• **AIM**
Every entry needs to be reproduced exactly.

═════ RECORDS FOR PROCESSING ═════

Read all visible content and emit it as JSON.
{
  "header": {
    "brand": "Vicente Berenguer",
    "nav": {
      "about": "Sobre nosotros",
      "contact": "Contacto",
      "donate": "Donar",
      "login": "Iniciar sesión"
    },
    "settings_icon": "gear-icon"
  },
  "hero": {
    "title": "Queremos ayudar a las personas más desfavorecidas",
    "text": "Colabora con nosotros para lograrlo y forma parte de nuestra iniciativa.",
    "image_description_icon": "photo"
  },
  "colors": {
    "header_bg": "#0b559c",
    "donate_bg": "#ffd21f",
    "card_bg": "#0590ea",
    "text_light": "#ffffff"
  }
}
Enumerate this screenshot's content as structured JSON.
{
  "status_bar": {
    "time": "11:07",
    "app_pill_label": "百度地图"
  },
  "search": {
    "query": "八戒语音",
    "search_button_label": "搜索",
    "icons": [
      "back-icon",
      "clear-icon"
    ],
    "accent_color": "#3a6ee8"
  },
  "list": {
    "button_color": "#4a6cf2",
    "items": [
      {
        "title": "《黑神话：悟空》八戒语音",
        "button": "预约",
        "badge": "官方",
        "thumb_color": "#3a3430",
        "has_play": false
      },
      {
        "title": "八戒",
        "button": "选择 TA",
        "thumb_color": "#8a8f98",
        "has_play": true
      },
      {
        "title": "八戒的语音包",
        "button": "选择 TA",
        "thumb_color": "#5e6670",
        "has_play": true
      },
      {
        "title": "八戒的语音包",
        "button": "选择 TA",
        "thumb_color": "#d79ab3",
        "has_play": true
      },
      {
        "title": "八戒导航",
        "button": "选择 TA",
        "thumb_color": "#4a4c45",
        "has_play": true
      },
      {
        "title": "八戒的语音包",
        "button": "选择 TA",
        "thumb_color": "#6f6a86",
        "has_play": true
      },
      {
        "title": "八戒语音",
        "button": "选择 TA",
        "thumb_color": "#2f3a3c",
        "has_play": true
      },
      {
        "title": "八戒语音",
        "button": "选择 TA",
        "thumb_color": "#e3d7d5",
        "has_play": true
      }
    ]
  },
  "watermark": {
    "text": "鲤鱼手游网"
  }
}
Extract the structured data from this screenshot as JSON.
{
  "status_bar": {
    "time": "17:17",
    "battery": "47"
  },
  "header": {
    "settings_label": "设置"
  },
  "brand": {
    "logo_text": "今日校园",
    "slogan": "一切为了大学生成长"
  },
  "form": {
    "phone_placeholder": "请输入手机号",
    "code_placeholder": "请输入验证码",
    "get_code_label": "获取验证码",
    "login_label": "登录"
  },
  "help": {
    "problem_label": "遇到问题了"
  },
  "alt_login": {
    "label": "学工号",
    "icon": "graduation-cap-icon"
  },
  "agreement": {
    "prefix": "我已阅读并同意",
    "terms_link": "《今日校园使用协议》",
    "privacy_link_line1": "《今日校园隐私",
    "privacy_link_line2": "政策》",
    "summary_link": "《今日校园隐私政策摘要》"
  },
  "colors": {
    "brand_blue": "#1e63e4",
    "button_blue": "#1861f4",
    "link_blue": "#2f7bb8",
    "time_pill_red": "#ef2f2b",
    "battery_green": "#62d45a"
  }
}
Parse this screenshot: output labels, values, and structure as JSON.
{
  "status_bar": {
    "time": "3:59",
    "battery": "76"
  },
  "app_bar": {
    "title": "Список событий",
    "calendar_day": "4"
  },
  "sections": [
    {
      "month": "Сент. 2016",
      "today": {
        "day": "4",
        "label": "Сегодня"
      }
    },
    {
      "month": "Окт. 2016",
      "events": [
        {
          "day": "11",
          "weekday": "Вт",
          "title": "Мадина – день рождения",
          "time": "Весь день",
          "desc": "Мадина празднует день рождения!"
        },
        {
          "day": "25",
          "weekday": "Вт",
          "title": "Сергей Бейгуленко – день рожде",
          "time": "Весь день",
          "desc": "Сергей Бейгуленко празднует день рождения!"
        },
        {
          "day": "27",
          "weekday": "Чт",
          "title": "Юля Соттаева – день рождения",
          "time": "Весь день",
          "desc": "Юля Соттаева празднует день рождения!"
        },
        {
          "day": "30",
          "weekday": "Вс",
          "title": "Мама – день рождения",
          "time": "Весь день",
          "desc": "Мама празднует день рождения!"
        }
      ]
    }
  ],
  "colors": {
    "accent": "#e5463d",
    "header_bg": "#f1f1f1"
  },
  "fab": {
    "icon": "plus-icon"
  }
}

═════

• **WORKED SOLUTION**
Read all visible content and emit it as JSON.
{
  "header": {
    "brand": "Vicente Berenguer",
    "nav": {
      "about": "Sobre nosotros",
      "contact": "Contacto",
      "donate": "Donar",
      "login": "Iniciar sesión"
    },
    "settings_icon": "gear-icon"
  },
  "hero": {
    "title": "Queremos ayudar a las personas más desfavorecidas",
    "text": "Colabora con nosotros para lograrlo y forma parte de nuestra iniciativa.",
    "image_description_icon": "photo"
  },
  "colors": {
    "header_bg": "#0b559c",
    "donate_bg": "#ffd21f",
    "card_bg": "#0590ea",
    "text_light": "#ffffff"
  }
}
Enumerate this screenshot's content as structured JSON.
{
  "status_bar": {
    "time": "11:07",
    "app_pill_label": "百度地图"
  },
  "search": {
    "query": "八戒语音",
    "search_button_label": "搜索",
    "icons": [
      "back-icon",
      "clear-icon"
    ],
    "accent_color": "#3a6ee8"
  },
  "list": {
    "button_color": "#4a6cf2",
    "items": [
      {
        "title": "《黑神话：悟空》八戒语音",
        "button": "预约",
        "badge": "官方",
        "thumb_color": "#3a3430",
        "has_play": false
      },
      {
        "title": "八戒",
        "button": "选择 TA",
        "thumb_color": "#8a8f98",
        "has_play": true
      },
      {
        "title": "八戒的语音包",
        "button": "选择 TA",
        "thumb_color": "#5e6670",
        "has_play": true
      },
      {
        "title": "八戒的语音包",
        "button": "选择 TA",
        "thumb_color": "#d79ab3",
        "has_play": true
      },
      {
        "title": "八戒导航",
        "button": "选择 TA",
        "thumb_color": "#4a4c45",
        "has_play": true
      },
      {
        "title": "八戒的语音包",
        "button": "选择 TA",
        "thumb_color": "#6f6a86",
        "has_play": true
      },
      {
        "title": "八戒语音",
        "button": "选择 TA",
        "thumb_color": "#2f3a3c",
        "has_play": true
      },
      {
        "title": "八戒语音",
        "button": "选择 TA",
        "thumb_color": "#e3d7d5",
        "has_play": true
      }
    ]
  },
  "watermark": {
    "text": "鲤鱼手游网"
  }
}
Extract the structured data from this screenshot as JSON.
{
  "status_bar": {
    "time": "17:17",
    "battery": "47"
  },
  "header": {
    "settings_label": "设置"
  },
  "brand": {
    "logo_text": "今日校园",
    "slogan": "一切为了大学生成长"
  },
  "form": {
    "phone_placeholder": "请输入手机号",
    "code_placeholder": "请输入验证码",
    "get_code_label": "获取验证码",
    "login_label": "登录"
  },
  "help": {
    "problem_label": "遇到问题了"
  },
  "alt_login": {
    "label": "学工号",
    "icon": "graduation-cap-icon"
  },
  "agreement": {
    "prefix": "我已阅读并同意",
    "terms_link": "《今日校园使用协议》",
    "privacy_link_line1": "《今日校园隐私",
    "privacy_link_line2": "政策》",
    "summary_link": "《今日校园隐私政策摘要》"
  },
  "colors": {
    "brand_blue": "#1e63e4",
    "button_blue": "#1861f4",
    "link_blue": "#2f7bb8",
    "time_pill_red": "#ef2f2b",
    "battery_green": "#62d45a"
  }
}
Parse this screenshot: output labels, values, and structure as JSON.
{
  "status_bar": {
    "time": "3:59",
    "battery": "76"
  },
  "app_bar": {
    "title": "Список событий",
    "calendar_day": "4"
  },
  "sections": [
    {
      "month": "Сент. 2016",
      "today": {
        "day": "4",
        "label": "Сегодня"
      }
    },
    {
      "month": "Окт. 2016",
      "events": [
        {
          "day": "11",
          "weekday": "Вт",
          "title": "Мадина – день рождения",
          "time": "Весь день",
          "desc": "Мадина празднует день рождения!"
        },
        {
          "day": "25",
          "weekday": "Вт",
          "title": "Сергей Бейгуленко – день рожде",
          "time": "Весь день",
          "desc": "Сергей Бейгуленко празднует день рождения!"
        },
        {
          "day": "27",
          "weekday": "Чт",
          "title": "Юля Соттаева – день рождения",
          "time": "Весь день",
          "desc": "Юля Соттаева празднует день рождения!"
        },
        {
          "day": "30",
          "weekday": "Вс",
          "title": "Мама – день рождения",
          "time": "Весь день",
          "desc": "Мама празднует день рождения!"
        }
      ]
    }
  ],
  "colors": {
    "accent": "#e5463d",
    "header_bg": "#f1f1f1"
  },
  "fab": {
    "icon": "plus-icon"
  }
}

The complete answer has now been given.